* _WRITTEN PROBLEM_:
Can you transcribe every record below exactly as it appears?

[Recorded data]
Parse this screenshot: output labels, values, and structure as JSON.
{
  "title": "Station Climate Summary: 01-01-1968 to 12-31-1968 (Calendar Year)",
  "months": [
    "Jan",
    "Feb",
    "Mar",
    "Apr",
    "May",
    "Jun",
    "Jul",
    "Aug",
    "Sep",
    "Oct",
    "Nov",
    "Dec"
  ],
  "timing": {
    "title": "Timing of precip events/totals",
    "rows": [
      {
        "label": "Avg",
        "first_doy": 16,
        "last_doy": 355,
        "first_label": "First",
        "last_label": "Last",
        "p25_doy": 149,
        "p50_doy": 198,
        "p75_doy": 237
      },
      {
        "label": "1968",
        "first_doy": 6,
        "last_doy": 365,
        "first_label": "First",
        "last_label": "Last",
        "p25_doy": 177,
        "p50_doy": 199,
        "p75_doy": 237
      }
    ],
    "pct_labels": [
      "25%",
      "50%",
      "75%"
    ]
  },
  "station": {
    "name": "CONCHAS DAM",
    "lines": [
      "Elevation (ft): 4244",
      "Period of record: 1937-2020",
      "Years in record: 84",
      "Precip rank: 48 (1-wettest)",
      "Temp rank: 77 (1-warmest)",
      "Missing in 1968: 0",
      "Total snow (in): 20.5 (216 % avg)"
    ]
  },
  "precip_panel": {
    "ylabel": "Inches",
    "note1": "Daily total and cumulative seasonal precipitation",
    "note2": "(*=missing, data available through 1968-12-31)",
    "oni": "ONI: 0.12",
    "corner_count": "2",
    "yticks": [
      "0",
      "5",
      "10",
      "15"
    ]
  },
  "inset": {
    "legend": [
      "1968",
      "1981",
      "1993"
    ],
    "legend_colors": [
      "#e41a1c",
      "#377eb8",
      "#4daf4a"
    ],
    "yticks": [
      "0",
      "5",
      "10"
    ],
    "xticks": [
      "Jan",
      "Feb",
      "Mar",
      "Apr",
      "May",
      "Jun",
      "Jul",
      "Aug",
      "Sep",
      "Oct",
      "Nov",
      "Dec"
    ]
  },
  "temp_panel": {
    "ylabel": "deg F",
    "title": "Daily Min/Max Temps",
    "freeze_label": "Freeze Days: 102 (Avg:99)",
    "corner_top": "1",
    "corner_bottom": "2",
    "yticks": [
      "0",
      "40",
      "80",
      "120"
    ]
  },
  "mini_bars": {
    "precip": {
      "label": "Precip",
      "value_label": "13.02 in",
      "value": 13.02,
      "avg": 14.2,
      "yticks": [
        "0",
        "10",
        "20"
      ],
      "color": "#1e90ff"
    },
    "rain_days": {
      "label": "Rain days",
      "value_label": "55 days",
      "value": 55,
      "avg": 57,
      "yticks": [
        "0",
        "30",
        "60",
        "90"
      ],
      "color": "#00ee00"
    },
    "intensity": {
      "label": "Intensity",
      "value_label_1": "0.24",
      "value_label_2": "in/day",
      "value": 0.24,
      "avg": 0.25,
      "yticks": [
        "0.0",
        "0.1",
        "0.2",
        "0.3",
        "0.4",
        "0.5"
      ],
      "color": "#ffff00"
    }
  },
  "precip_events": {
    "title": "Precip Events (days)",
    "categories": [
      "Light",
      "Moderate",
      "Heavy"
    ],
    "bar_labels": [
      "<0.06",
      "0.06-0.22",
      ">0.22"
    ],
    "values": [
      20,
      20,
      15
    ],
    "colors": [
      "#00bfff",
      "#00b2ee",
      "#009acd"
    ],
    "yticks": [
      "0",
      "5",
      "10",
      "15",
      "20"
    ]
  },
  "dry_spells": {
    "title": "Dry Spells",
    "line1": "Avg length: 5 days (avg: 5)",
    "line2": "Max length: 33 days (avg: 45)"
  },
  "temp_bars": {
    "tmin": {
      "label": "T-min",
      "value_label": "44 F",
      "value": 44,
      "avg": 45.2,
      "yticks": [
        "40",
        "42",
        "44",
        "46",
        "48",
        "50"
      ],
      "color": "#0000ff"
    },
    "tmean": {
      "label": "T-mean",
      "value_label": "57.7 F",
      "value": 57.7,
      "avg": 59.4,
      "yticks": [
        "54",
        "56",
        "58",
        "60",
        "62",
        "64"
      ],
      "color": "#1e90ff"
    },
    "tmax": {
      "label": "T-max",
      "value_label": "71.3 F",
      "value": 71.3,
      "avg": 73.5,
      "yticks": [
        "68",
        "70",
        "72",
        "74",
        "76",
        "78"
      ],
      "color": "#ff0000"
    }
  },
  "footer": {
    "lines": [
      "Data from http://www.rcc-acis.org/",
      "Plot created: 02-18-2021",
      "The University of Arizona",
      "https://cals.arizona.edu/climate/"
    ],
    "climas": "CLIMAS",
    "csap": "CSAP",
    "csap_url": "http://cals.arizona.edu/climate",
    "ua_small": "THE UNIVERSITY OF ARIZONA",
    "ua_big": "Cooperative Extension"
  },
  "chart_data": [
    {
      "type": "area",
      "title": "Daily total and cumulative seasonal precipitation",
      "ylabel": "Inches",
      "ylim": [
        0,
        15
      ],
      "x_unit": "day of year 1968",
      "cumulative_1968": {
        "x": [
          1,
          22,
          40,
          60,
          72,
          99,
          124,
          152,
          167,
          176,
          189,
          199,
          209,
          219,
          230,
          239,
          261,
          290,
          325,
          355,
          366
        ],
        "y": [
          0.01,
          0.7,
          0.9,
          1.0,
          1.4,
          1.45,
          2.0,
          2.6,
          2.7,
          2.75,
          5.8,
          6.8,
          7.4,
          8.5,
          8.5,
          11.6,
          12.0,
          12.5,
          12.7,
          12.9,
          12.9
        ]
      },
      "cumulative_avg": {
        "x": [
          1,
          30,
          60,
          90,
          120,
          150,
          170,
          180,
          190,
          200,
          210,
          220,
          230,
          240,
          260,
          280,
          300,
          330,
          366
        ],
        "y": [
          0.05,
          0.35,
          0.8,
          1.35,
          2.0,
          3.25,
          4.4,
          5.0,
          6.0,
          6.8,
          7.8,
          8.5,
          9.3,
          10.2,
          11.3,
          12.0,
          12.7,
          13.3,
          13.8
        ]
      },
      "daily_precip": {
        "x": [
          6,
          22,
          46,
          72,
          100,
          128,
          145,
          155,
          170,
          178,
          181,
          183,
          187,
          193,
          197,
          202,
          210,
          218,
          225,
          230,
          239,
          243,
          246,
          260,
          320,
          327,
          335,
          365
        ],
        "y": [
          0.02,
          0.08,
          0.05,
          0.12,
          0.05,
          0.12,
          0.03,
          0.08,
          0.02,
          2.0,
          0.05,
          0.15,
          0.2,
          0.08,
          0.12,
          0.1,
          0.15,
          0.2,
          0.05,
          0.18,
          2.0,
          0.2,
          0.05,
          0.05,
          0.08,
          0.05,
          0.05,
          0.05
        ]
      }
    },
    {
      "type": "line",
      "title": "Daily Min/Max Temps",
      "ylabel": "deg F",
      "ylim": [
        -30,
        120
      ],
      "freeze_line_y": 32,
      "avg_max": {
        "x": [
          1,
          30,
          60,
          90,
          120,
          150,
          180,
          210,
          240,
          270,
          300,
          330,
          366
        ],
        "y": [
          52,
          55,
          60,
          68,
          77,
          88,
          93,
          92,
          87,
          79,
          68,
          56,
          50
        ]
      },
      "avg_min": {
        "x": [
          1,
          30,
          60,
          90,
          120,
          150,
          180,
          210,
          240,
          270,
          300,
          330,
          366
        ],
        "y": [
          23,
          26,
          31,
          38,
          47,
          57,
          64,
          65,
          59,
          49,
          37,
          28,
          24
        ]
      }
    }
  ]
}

* _REPLY_:
Parse this screenshot: output labels, values, and structure as JSON.
{
  "title": "Station Climate Summary: 01-01-1968 to 12-31-1968 (Calendar Year)",
  "months": [
    "Jan",
    "Feb",
    "Mar",
    "Apr",
    "May",
    "Jun",
    "Jul",
    "Aug",
    "Sep",
    "Oct",
    "Nov",
    "Dec"
  ],
  "timing": {
    "title": "Timing of precip events/totals",
    "rows": [
      {
        "label": "Avg",
        "first_doy": 16,
        "last_doy": 355,
        "first_label": "First",
        "last_label": "Last",
        "p25_doy": 149,
        "p50_doy": 198,
        "p75_doy": 237
      },
      {
        "label": "1968",
        "first_doy": 6,
        "last_doy": 365,
        "first_label": "First",
        "last_label": "Last",
        "p25_doy": 177,
        "p50_doy": 199,
        "p75_doy": 237
      }
    ],
    "pct_labels": [
      "25%",
      "50%",
      "75%"
    ]
  },
  "station": {
    "name": "CONCHAS DAM",
    "lines": [
      "Elevation (ft): 4244",
      "Period of record: 1937-2020",
      "Years in record: 84",
      "Precip rank: 48 (1-wettest)",
      "Temp rank: 77 (1-warmest)",
      "Missing in 1968: 0",
      "Total snow (in): 20.5 (216 % avg)"
    ]
  },
  "precip_panel": {
    "ylabel": "Inches",
    "note1": "Daily total and cumulative seasonal precipitation",
    "note2": "(*=missing, data available through 1968-12-31)",
    "oni": "ONI: 0.12",
    "corner_count": "2",
    "yticks": [
      "0",
      "5",
      "10",
      "15"
    ]
  },
  "inset": {
    "legend": [
      "1968",
      "1981",
      "1993"
    ],
    "legend_colors": [
      "#e41a1c",
      "#377eb8",
      "#4daf4a"
    ],
    "yticks": [
      "0",
      "5",
      "10"
    ],
    "xticks": [
      "Jan",
      "Feb",
      "Mar",
      "Apr",
      "May",
      "Jun",
      "Jul",
      "Aug",
      "Sep",
      "Oct",
      "Nov",
      "Dec"
    ]
  },
  "temp_panel": {
    "ylabel": "deg F",
    "title": "Daily Min/Max Temps",
    "freeze_label": "Freeze Days: 102 (Avg:99)",
    "corner_top": "1",
    "corner_bottom": "2",
    "yticks": [
      "0",
      "40",
      "80",
      "120"
    ]
  },
  "mini_bars": {
    "precip": {
      "label": "Precip",
      "value_label": "13.02 in",
      "value": 13.02,
      "avg": 14.2,
      "yticks": [
        "0",
        "10",
        "20"
      ],
      "color": "#1e90ff"
    },
    "rain_days": {
      "label": "Rain days",
      "value_label": "55 days",
      "value": 55,
      "avg": 57,
      "yticks": [
        "0",
        "30",
        "60",
        "90"
      ],
      "color": "#00ee00"
    },
    "intensity": {
      "label": "Intensity",
      "value_label_1": "0.24",
      "value_label_2": "in/day",
      "value": 0.24,
      "avg": 0.25,
      "yticks": [
        "0.0",
        "0.1",
        "0.2",
        "0.3",
        "0.4",
        "0.5"
      ],
      "color": "#ffff00"
    }
  },
  "precip_events": {
    "title": "Precip Events (days)",
    "categories": [
      "Light",
      "Moderate",
      "Heavy"
    ],
    "bar_labels": [
      "<0.06",
      "0.06-0.22",
      ">0.22"
    ],
    "values": [
      20,
      20,
      15
    ],
    "colors": [
      "#00bfff",
      "#00b2ee",
      "#009acd"
    ],
    "yticks": [
      "0",
      "5",
      "10",
      "15",
      "20"
    ]
  },
  "dry_spells": {
    "title": "Dry Spells",
    "line1": "Avg length: 5 days (avg: 5)",
    "line2": "Max length: 33 days (avg: 45)"
  },
  "temp_bars": {
    "tmin": {
      "label": "T-min",
      "value_label": "44 F",
      "value": 44,
      "avg": 45.2,
      "yticks": [
        "40",
        "42",
        "44",
        "46",
        "48",
        "50"
      ],
      "color": "#0000ff"
    },
    "tmean": {
      "label": "T-mean",
      "value_label": "57.7 F",
      "value": 57.7,
      "avg": 59.4,
      "yticks": [
        "54",
        "56",
        "58",
        "60",
        "62",
        "64"
      ],
      "color": "#1e90ff"
    },
    "tmax": {
      "label": "T-max",
      "value_label": "71.3 F",
      "value": 71.3,
      "avg": 73.5,
      "yticks": [
        "68",
        "70",
        "72",
        "74",
        "76",
        "78"
      ],
      "color": "#ff0000"
    }
  },
  "footer": {
    "lines": [
      "Data from http://www.rcc-acis.org/",
      "Plot created: 02-18-2021",
      "The University of Arizona",
      "https://cals.arizona.edu/climate/"
    ],
    "climas": "CLIMAS",
    "csap": "CSAP",
    "csap_url": "http://cals.arizona.edu/climate",
    "ua_small": "THE UNIVERSITY OF ARIZONA",
    "ua_big": "Cooperative Extension"
  },
  "chart_data": [
    {
      "type": "area",
      "title": "Daily total and cumulative seasonal precipitation",
      "ylabel": "Inches",
      "ylim": [
        0,
        15
      ],
      "x_unit": "day of year 1968",
      "cumulative_1968": {
        "x": [
          1,
          22,
          40,
          60,
          72,
          99,
          124,
          152,
          167,
          176,
          189,
          199,
          209,
          219,
          230,
          239,
          261,
          290,
          325,
          355,
          366
        ],
        "y": [
          0.01,
          0.7,
          0.9,
          1.0,
          1.4,
          1.45,
          2.0,
          2.6,
          2.7,
          2.75,
          5.8,
          6.8,
          7.4,
          8.5,
          8.5,
          11.6,
          12.0,
          12.5,
          12.7,
          12.9,
          12.9
        ]
      },
      "cumulative_avg": {
        "x": [
          1,
          30,
          60,
          90,
          120,
          150,
          170,
          180,
          190,
          200,
          210,
          220,
          230,
          240,
          260,
          280,
          300,
          330,
          366
        ],
        "y": [
          0.05,
          0.35,
          0.8,
          1.35,
          2.0,
          3.25,
          4.4,
          5.0,
          6.0,
          6.8,
          7.8,
          8.5,
          9.3,
          10.2,
          11.3,
          12.0,
          12.7,
          13.3,
          13.8
        ]
      },
      "daily_precip": {
        "x": [
          6,
          22,
          46,
          72,
          100,
          128,
          145,
          155,
          170,
          178,
          181,
          183,
          187,
          193,
          197,
          202,
          210,
          218,
          225,
          230,
          239,
          243,
          246,
          260,
          320,
          327,
          335,
          365
        ],
        "y": [
          0.02,
          0.08,
          0.05,
          0.12,
          0.05,
          0.12,
          0.03,
          0.08,
          0.02,
          2.0,
          0.05,
          0.15,
          0.2,
          0.08,
          0.12,
          0.1,
          0.15,
          0.2,
          0.05,
          0.18,
          2.0,
          0.2,
          0.05,
          0.05,
          0.08,
          0.05,
          0.05,
          0.05
        ]
      }
    },
    {
      "type": "line",
      "title": "Daily Min/Max Temps",
      "ylabel": "deg F",
      "ylim": [
        -30,
        120
      ],
      "freeze_line_y": 32,
      "avg_max": {
        "x": [
          1,
          30,
          60,
          90,
          120,
          150,
          180,
          210,
          240,
          270,
          300,
          330,
          366
        ],
        "y": [
          52,
          55,
          60,
          68,
          77,
          88,
          93,
          92,
          87,
          79,
          68,
          56,
          50
        ]
      },
      "avg_min": {
        "x": [
          1,
          30,
          60,
          90,
          120,
          150,
          180,
          210,
          240,
          270,
          300,
          330,
          366
        ],
        "y": [
          23,
          26,
          31,
          38,
          47,
          57,
          64,
          65,
          59,
          49,
          37,
          28,
          24
        ]
      }
    }
  ]
}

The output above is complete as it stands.